*** MATERIAL FOR THIS EXERCISE ***
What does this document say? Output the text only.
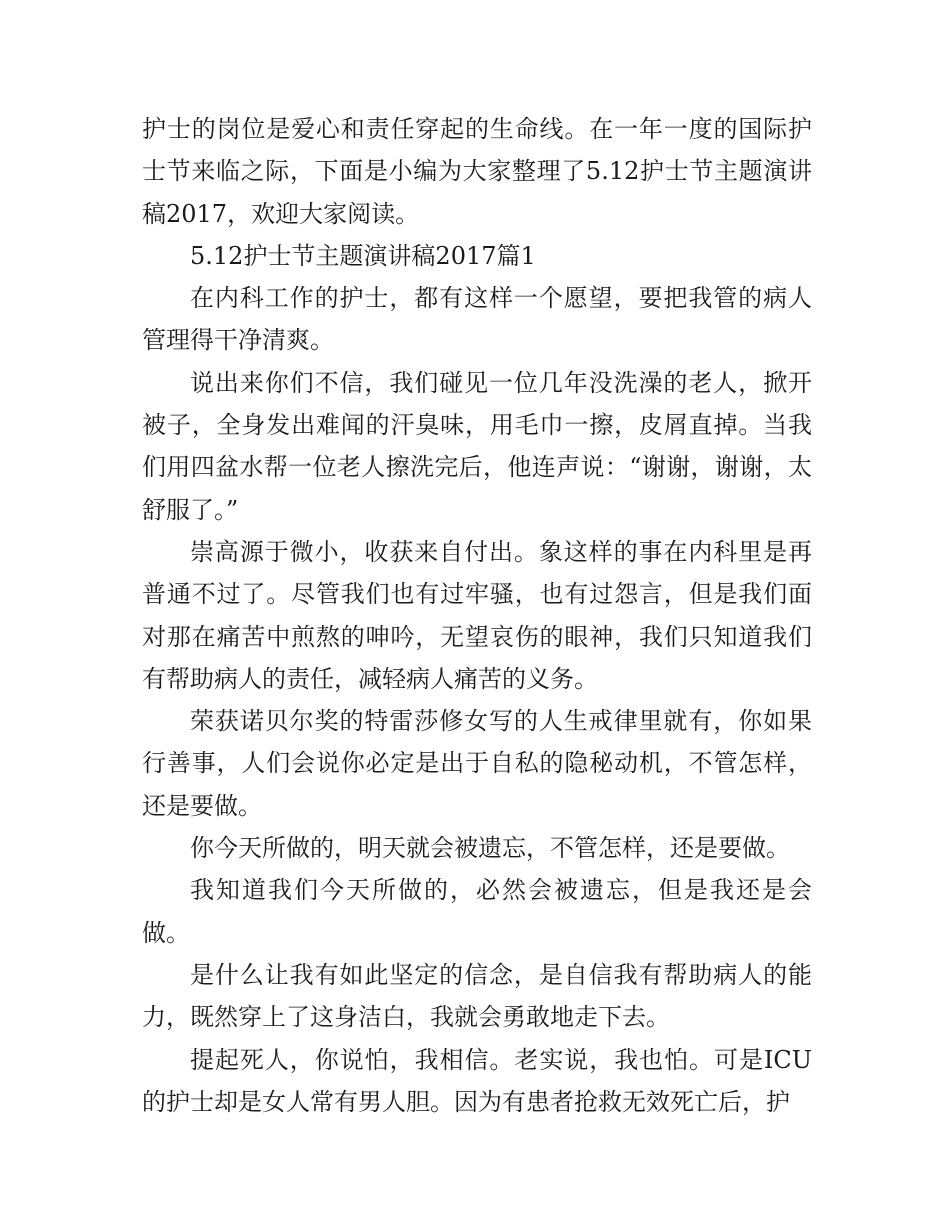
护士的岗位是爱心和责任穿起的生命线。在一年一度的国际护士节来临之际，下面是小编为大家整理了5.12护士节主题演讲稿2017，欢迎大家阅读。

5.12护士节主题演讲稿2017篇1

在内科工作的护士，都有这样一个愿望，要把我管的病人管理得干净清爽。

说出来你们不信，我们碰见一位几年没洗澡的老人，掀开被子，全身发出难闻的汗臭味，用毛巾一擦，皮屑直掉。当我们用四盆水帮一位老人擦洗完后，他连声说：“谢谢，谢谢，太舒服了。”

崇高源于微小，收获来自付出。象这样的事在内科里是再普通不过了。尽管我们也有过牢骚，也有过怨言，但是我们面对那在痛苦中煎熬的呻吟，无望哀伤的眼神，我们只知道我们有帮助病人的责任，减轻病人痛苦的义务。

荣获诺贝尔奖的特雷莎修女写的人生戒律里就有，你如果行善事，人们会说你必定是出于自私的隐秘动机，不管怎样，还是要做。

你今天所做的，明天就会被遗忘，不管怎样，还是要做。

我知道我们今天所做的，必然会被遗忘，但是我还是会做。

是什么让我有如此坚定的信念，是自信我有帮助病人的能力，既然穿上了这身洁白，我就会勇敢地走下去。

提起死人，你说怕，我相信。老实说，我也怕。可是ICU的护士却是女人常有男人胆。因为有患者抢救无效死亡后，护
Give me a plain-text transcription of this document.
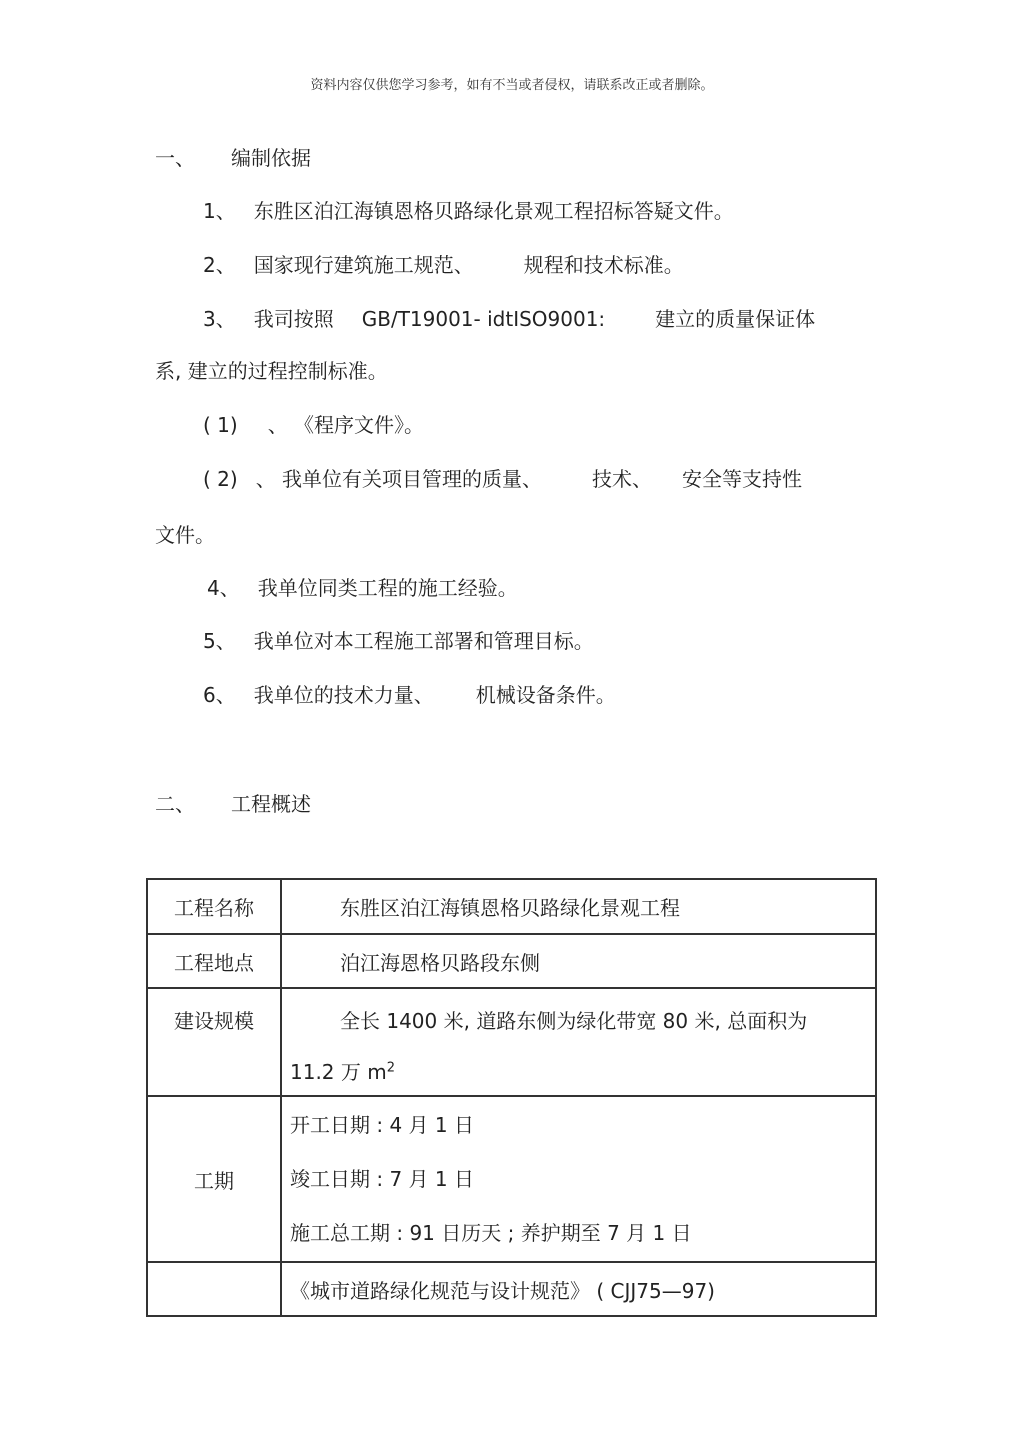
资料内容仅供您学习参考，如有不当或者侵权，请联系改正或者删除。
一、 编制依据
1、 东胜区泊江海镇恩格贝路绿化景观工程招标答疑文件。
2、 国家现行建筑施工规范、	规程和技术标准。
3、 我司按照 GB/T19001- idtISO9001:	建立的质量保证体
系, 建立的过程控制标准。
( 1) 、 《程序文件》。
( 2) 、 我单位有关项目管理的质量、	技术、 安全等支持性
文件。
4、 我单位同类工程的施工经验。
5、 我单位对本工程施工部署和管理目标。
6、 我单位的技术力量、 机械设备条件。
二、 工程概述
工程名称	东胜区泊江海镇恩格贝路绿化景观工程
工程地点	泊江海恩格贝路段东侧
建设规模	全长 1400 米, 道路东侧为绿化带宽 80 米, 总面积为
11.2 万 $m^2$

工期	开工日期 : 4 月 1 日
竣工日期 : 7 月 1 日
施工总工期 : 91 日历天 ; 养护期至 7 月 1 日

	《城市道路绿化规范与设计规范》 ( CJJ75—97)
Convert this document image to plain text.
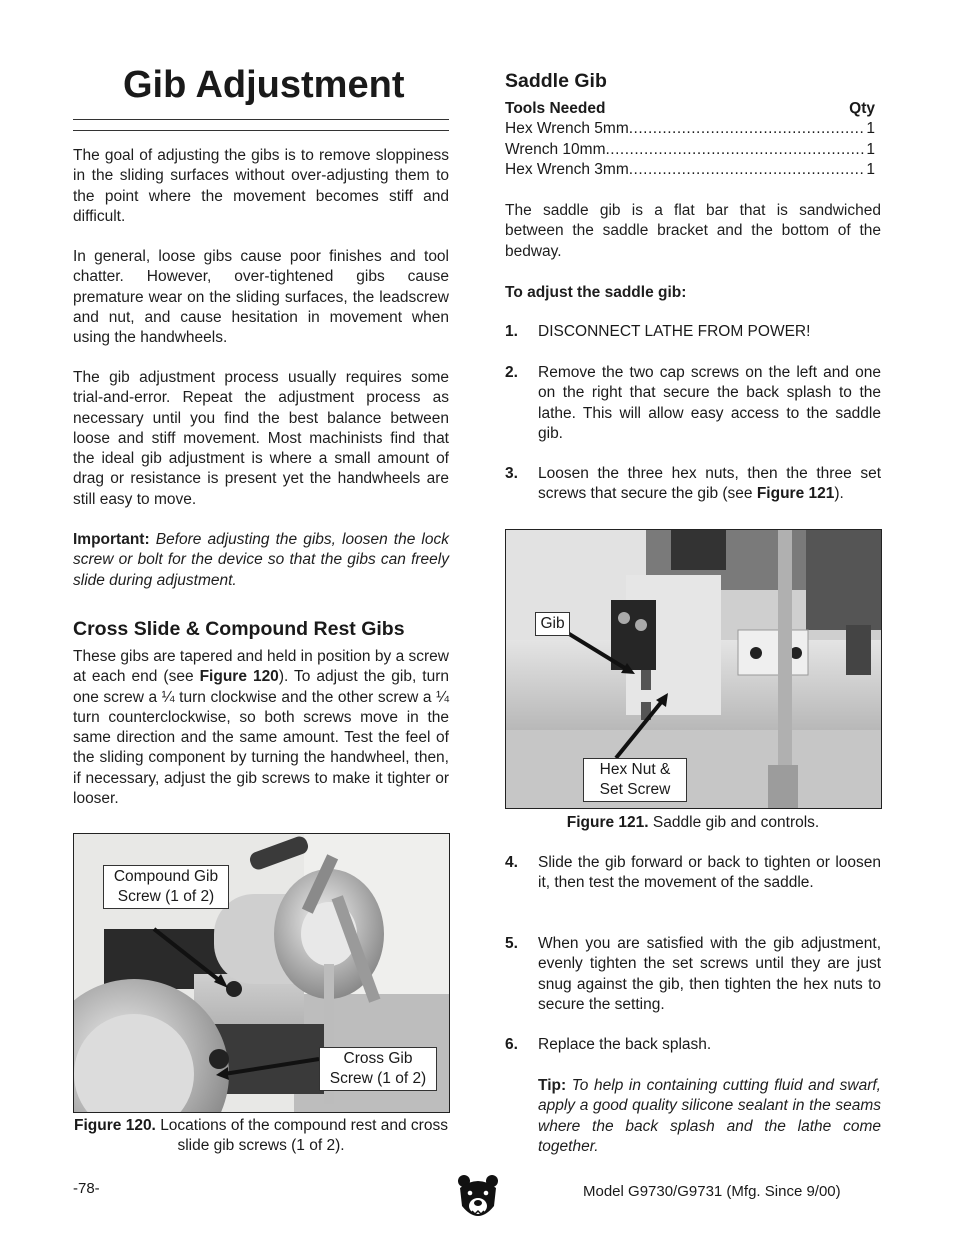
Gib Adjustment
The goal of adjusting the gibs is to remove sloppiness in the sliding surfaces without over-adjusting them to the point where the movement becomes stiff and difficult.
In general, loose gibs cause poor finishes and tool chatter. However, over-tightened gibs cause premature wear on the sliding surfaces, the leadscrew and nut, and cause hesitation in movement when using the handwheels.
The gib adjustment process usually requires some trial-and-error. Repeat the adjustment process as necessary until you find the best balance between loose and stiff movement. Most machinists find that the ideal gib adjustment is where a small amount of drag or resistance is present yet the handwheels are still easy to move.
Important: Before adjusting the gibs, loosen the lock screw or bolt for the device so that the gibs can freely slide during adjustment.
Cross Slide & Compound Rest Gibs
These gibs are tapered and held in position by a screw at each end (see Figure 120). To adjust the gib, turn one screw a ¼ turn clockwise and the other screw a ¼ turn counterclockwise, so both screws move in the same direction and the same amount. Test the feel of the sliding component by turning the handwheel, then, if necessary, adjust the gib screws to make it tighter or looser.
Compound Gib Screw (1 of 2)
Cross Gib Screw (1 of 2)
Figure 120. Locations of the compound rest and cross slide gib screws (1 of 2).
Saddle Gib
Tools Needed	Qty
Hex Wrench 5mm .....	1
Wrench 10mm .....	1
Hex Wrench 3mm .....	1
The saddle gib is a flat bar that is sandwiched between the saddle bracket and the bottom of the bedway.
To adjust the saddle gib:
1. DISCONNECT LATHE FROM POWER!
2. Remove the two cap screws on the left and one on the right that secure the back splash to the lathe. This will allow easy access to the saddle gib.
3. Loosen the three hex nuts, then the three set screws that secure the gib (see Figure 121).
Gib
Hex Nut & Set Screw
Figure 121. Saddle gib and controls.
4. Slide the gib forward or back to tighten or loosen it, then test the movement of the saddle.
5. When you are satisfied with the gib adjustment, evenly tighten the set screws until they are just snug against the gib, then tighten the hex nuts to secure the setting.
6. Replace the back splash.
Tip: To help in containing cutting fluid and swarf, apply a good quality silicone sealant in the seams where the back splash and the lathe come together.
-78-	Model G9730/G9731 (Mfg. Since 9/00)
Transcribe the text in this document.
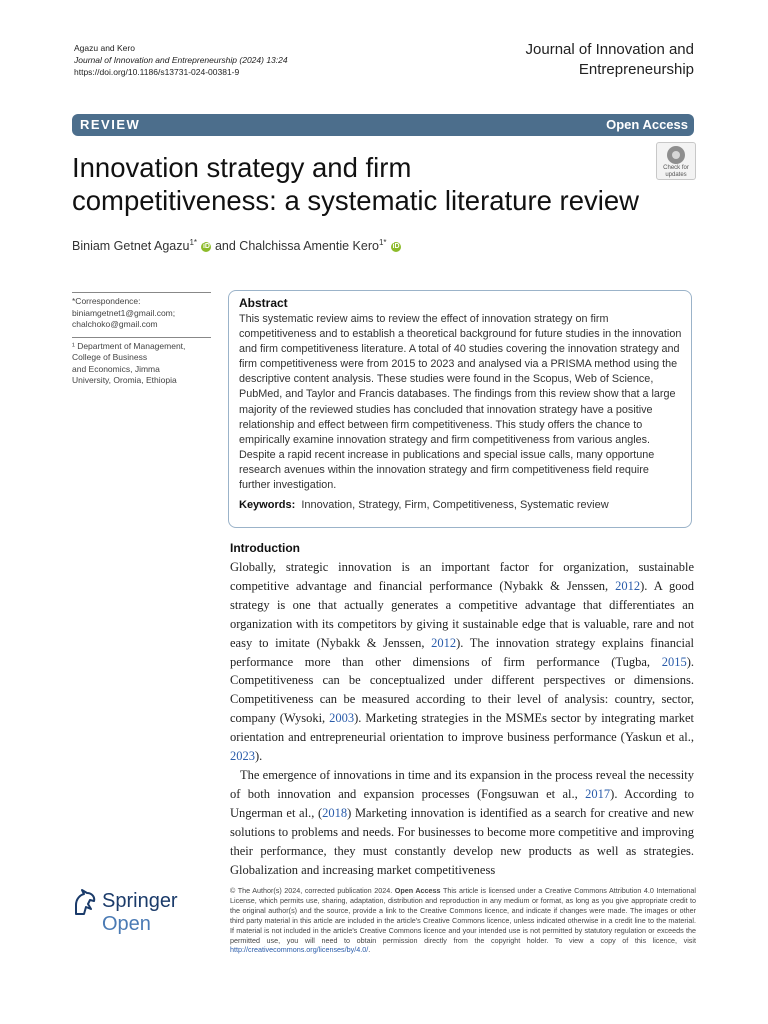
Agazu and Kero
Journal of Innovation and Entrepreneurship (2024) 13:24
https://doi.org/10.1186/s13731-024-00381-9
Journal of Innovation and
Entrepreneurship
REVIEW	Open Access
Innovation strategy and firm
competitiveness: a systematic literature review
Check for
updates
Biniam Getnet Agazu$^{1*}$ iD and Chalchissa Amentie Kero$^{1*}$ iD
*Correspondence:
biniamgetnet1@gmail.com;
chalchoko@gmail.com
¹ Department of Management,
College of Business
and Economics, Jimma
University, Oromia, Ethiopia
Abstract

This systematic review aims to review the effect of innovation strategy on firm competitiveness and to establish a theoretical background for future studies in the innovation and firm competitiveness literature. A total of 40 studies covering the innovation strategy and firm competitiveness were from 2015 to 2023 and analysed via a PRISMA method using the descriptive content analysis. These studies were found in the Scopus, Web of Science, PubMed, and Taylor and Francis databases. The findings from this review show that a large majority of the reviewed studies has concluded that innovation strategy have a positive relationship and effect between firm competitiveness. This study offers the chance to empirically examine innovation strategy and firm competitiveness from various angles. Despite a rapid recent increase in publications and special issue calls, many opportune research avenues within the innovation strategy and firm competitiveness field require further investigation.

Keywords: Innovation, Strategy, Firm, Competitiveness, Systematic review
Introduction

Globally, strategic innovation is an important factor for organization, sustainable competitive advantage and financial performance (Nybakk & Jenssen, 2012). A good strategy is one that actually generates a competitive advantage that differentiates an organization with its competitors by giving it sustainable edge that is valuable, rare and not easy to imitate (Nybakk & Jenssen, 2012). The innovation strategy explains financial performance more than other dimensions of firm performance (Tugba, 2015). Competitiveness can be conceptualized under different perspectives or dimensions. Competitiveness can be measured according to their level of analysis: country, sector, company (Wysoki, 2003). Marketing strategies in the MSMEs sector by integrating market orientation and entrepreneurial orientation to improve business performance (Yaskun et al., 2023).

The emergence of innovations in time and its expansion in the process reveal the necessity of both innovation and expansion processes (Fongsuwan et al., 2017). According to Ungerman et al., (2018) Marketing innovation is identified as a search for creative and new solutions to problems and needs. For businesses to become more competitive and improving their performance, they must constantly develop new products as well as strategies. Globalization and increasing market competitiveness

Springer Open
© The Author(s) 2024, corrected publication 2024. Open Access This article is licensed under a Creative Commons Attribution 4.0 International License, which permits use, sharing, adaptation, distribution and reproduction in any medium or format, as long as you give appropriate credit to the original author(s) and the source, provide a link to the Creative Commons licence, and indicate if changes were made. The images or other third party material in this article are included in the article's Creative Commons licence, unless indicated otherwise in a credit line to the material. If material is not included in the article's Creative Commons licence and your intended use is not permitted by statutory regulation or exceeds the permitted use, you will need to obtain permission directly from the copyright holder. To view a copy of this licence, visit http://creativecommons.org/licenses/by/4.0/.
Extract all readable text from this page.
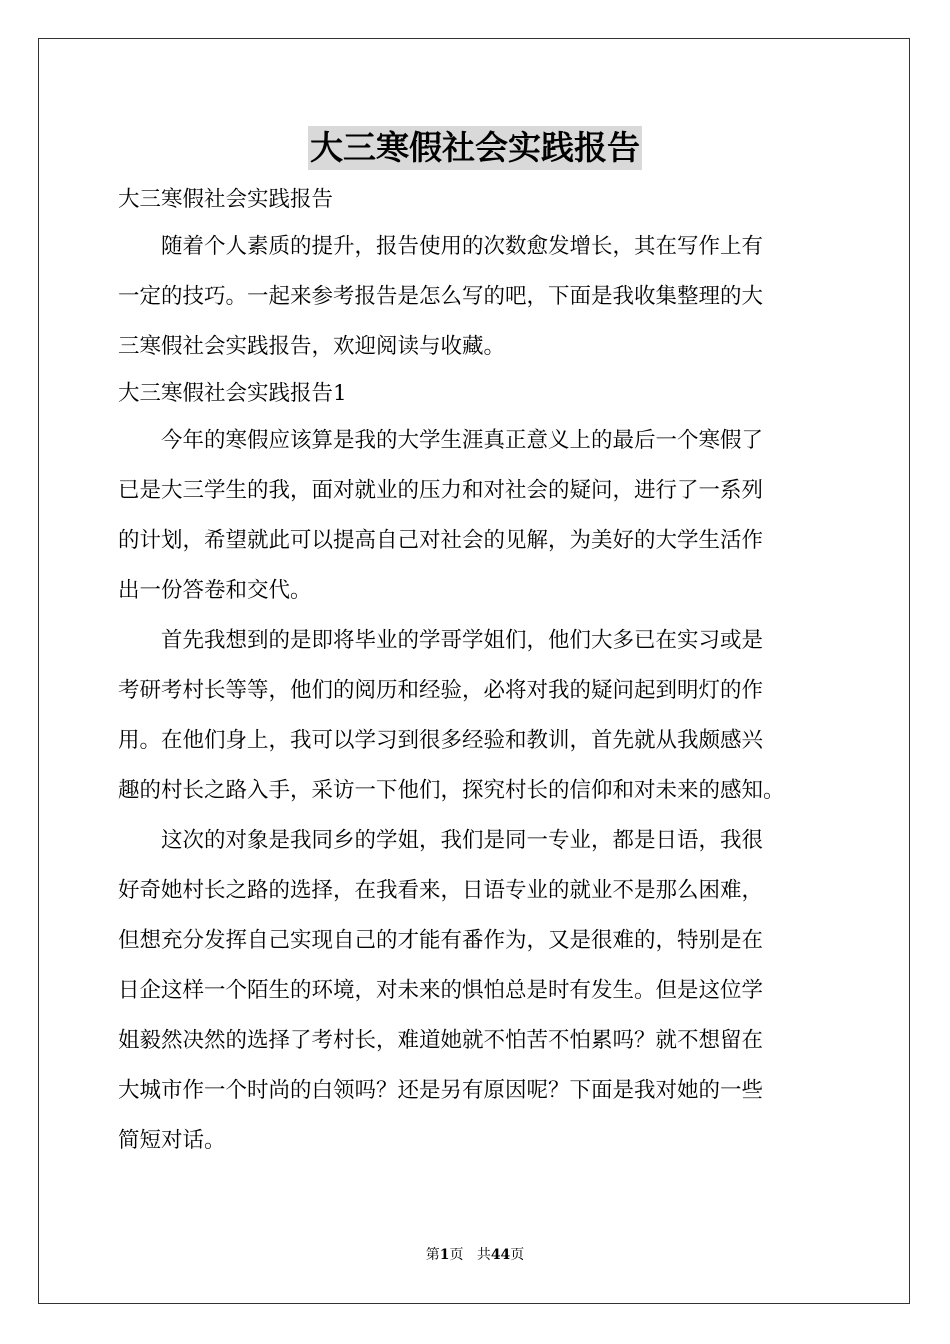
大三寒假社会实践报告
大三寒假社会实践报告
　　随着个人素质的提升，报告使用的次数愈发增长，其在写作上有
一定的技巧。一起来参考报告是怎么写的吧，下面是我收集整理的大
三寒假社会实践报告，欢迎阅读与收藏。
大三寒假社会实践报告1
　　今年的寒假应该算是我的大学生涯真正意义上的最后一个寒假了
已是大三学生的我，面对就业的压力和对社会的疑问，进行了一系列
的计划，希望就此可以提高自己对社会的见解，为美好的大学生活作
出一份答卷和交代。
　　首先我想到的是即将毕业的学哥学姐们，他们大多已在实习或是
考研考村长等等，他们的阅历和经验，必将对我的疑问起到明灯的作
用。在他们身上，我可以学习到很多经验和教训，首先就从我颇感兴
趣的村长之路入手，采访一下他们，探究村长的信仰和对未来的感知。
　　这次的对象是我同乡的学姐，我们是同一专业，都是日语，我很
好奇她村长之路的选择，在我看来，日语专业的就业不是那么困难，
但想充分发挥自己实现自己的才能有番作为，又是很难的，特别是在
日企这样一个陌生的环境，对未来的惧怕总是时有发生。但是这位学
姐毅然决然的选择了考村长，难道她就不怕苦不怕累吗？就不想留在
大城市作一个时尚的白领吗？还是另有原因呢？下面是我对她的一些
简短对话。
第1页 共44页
***
CHALLENGE
Begin with the line that contains "Extract all readable text from this page." and copy every line through the end of the listing, exactly as written, both ends included. Pictures are not part of the copy.

PROBLEM SOLUTION
Extract all readable text from this page.
大三寒假社会实践报告
大三寒假社会实践报告
　　随着个人素质的提升，报告使用的次数愈发增长，其在写作上有
一定的技巧。一起来参考报告是怎么写的吧，下面是我收集整理的大
三寒假社会实践报告，欢迎阅读与收藏。
大三寒假社会实践报告1
　　今年的寒假应该算是我的大学生涯真正意义上的最后一个寒假了
已是大三学生的我，面对就业的压力和对社会的疑问，进行了一系列
的计划，希望就此可以提高自己对社会的见解，为美好的大学生活作
出一份答卷和交代。
　　首先我想到的是即将毕业的学哥学姐们，他们大多已在实习或是
考研考村长等等，他们的阅历和经验，必将对我的疑问起到明灯的作
用。在他们身上，我可以学习到很多经验和教训，首先就从我颇感兴
趣的村长之路入手，采访一下他们，探究村长的信仰和对未来的感知。
　　这次的对象是我同乡的学姐，我们是同一专业，都是日语，我很
好奇她村长之路的选择，在我看来，日语专业的就业不是那么困难，
但想充分发挥自己实现自己的才能有番作为，又是很难的，特别是在
日企这样一个陌生的环境，对未来的惧怕总是时有发生。但是这位学
姐毅然决然的选择了考村长，难道她就不怕苦不怕累吗？就不想留在
大城市作一个时尚的白领吗？还是另有原因呢？下面是我对她的一些
简短对话。
第1页 共44页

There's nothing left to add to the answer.